| Prompt |
Copy all records exactly; omit pictures.

━━ Information shown ━━

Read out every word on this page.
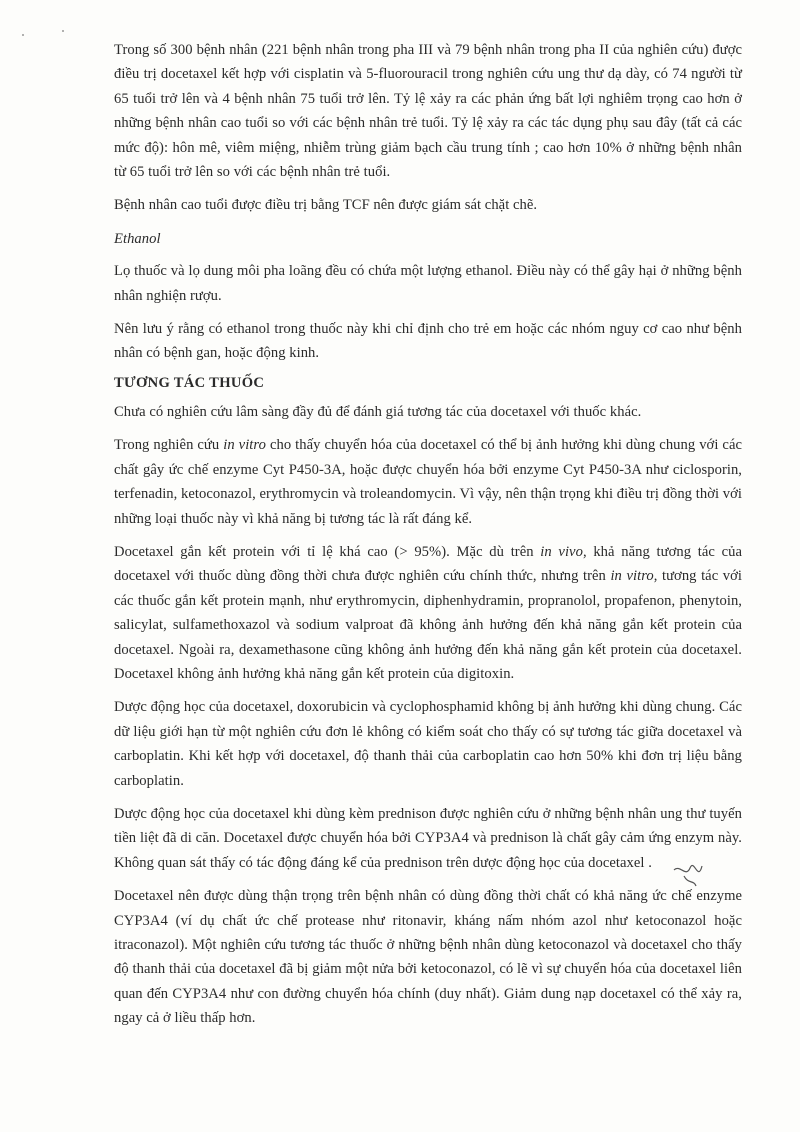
Trong số 300 bệnh nhân (221 bệnh nhân trong pha III và 79 bệnh nhân trong pha II của nghiên cứu) được điều trị docetaxel kết hợp với cisplatin và 5-fluorouracil trong nghiên cứu ung thư dạ dày, có 74 người từ 65 tuổi trở lên và 4 bệnh nhân 75 tuổi trở lên. Tỷ lệ xảy ra các phản ứng bất lợi nghiêm trọng cao hơn ở những bệnh nhân cao tuổi so với các bệnh nhân trẻ tuổi. Tỷ lệ xảy ra các tác dụng phụ sau đây (tất cả các mức độ): hôn mê, viêm miệng, nhiễm trùng giảm bạch cầu trung tính ; cao hơn 10% ở những bệnh nhân từ 65 tuổi trở lên so với các bệnh nhân trẻ tuổi.

Bệnh nhân cao tuổi được điều trị bằng TCF nên được giám sát chặt chẽ.

Ethanol

Lọ thuốc và lọ dung môi pha loãng đều có chứa một lượng ethanol. Điều này có thể gây hại ở những bệnh nhân nghiện rượu.

Nên lưu ý rằng có ethanol trong thuốc này khi chỉ định cho trẻ em hoặc các nhóm nguy cơ cao như bệnh nhân có bệnh gan, hoặc động kinh.

TƯƠNG TÁC THUỐC

Chưa có nghiên cứu lâm sàng đầy đủ để đánh giá tương tác của docetaxel với thuốc khác.

Trong nghiên cứu in vitro cho thấy chuyển hóa của docetaxel có thể bị ảnh hưởng khi dùng chung với các chất gây ức chế enzyme Cyt P450-3A, hoặc được chuyển hóa bởi enzyme Cyt P450-3A như ciclosporin, terfenadin, ketoconazol, erythromycin và troleandomycin. Vì vậy, nên thận trọng khi điều trị đồng thời với những loại thuốc này vì khả năng bị tương tác là rất đáng kể.

Docetaxel gắn kết protein với tỉ lệ khá cao (> 95%). Mặc dù trên in vivo, khả năng tương tác của docetaxel với thuốc dùng đồng thời chưa được nghiên cứu chính thức, nhưng trên in vitro, tương tác với các thuốc gắn kết protein mạnh, như erythromycin, diphenhydramin, propranolol, propafenon, phenytoin, salicylat, sulfamethoxazol và sodium valproat đã không ảnh hưởng đến khả năng gắn kết protein của docetaxel. Ngoài ra, dexamethasone cũng không ảnh hưởng đến khả năng gắn kết protein của docetaxel. Docetaxel không ảnh hưởng khả năng gắn kết protein của digitoxin.

Dược động học của docetaxel, doxorubicin và cyclophosphamid không bị ảnh hưởng khi dùng chung. Các dữ liệu giới hạn từ một nghiên cứu đơn lẻ không có kiểm soát cho thấy có sự tương tác giữa docetaxel và carboplatin. Khi kết hợp với docetaxel, độ thanh thải của carboplatin cao hơn 50% khi đơn trị liệu bằng carboplatin.

Dược động học của docetaxel khi dùng kèm prednison được nghiên cứu ở những bệnh nhân ung thư tuyến tiền liệt đã di căn. Docetaxel được chuyển hóa bởi CYP3A4 và prednison là chất gây cảm ứng enzym này. Không quan sát thấy có tác động đáng kể của prednison trên dược động học của docetaxel .

Docetaxel nên được dùng thận trọng trên bệnh nhân có dùng đồng thời chất có khả năng ức chế enzyme CYP3A4 (ví dụ chất ức chế protease như ritonavir, kháng nấm nhóm azol như ketoconazol hoặc itraconazol). Một nghiên cứu tương tác thuốc ở những bệnh nhân dùng ketoconazol và docetaxel cho thấy độ thanh thải của docetaxel đã bị giảm một nửa bởi ketoconazol, có lẽ vì sự chuyển hóa của docetaxel liên quan đến CYP3A4 như con đường chuyển hóa chính (duy nhất). Giảm dung nạp docetaxel có thể xảy ra, ngay cả ở liều thấp hơn.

━━━

| Reply |
Read out every word on this page.
Trong số 300 bệnh nhân (221 bệnh nhân trong pha III và 79 bệnh nhân trong pha II của nghiên cứu) được điều trị docetaxel kết hợp với cisplatin và 5-fluorouracil trong nghiên cứu ung thư dạ dày, có 74 người từ 65 tuổi trở lên và 4 bệnh nhân 75 tuổi trở lên. Tỷ lệ xảy ra các phản ứng bất lợi nghiêm trọng cao hơn ở những bệnh nhân cao tuổi so với các bệnh nhân trẻ tuổi. Tỷ lệ xảy ra các tác dụng phụ sau đây (tất cả các mức độ): hôn mê, viêm miệng, nhiễm trùng giảm bạch cầu trung tính ; cao hơn 10% ở những bệnh nhân từ 65 tuổi trở lên so với các bệnh nhân trẻ tuổi.

Bệnh nhân cao tuổi được điều trị bằng TCF nên được giám sát chặt chẽ.

Ethanol

Lọ thuốc và lọ dung môi pha loãng đều có chứa một lượng ethanol. Điều này có thể gây hại ở những bệnh nhân nghiện rượu.

Nên lưu ý rằng có ethanol trong thuốc này khi chỉ định cho trẻ em hoặc các nhóm nguy cơ cao như bệnh nhân có bệnh gan, hoặc động kinh.

TƯƠNG TÁC THUỐC

Chưa có nghiên cứu lâm sàng đầy đủ để đánh giá tương tác của docetaxel với thuốc khác.

Trong nghiên cứu in vitro cho thấy chuyển hóa của docetaxel có thể bị ảnh hưởng khi dùng chung với các chất gây ức chế enzyme Cyt P450-3A, hoặc được chuyển hóa bởi enzyme Cyt P450-3A như ciclosporin, terfenadin, ketoconazol, erythromycin và troleandomycin. Vì vậy, nên thận trọng khi điều trị đồng thời với những loại thuốc này vì khả năng bị tương tác là rất đáng kể.

Docetaxel gắn kết protein với tỉ lệ khá cao (> 95%). Mặc dù trên in vivo, khả năng tương tác của docetaxel với thuốc dùng đồng thời chưa được nghiên cứu chính thức, nhưng trên in vitro, tương tác với các thuốc gắn kết protein mạnh, như erythromycin, diphenhydramin, propranolol, propafenon, phenytoin, salicylat, sulfamethoxazol và sodium valproat đã không ảnh hưởng đến khả năng gắn kết protein của docetaxel. Ngoài ra, dexamethasone cũng không ảnh hưởng đến khả năng gắn kết protein của docetaxel. Docetaxel không ảnh hưởng khả năng gắn kết protein của digitoxin.

Dược động học của docetaxel, doxorubicin và cyclophosphamid không bị ảnh hưởng khi dùng chung. Các dữ liệu giới hạn từ một nghiên cứu đơn lẻ không có kiểm soát cho thấy có sự tương tác giữa docetaxel và carboplatin. Khi kết hợp với docetaxel, độ thanh thải của carboplatin cao hơn 50% khi đơn trị liệu bằng carboplatin.

Dược động học của docetaxel khi dùng kèm prednison được nghiên cứu ở những bệnh nhân ung thư tuyến tiền liệt đã di căn. Docetaxel được chuyển hóa bởi CYP3A4 và prednison là chất gây cảm ứng enzym này. Không quan sát thấy có tác động đáng kể của prednison trên dược động học của docetaxel .

Docetaxel nên được dùng thận trọng trên bệnh nhân có dùng đồng thời chất có khả năng ức chế enzyme CYP3A4 (ví dụ chất ức chế protease như ritonavir, kháng nấm nhóm azol như ketoconazol hoặc itraconazol). Một nghiên cứu tương tác thuốc ở những bệnh nhân dùng ketoconazol và docetaxel cho thấy độ thanh thải của docetaxel đã bị giảm một nửa bởi ketoconazol, có lẽ vì sự chuyển hóa của docetaxel liên quan đến CYP3A4 như con đường chuyển hóa chính (duy nhất). Giảm dung nạp docetaxel có thể xảy ra, ngay cả ở liều thấp hơn.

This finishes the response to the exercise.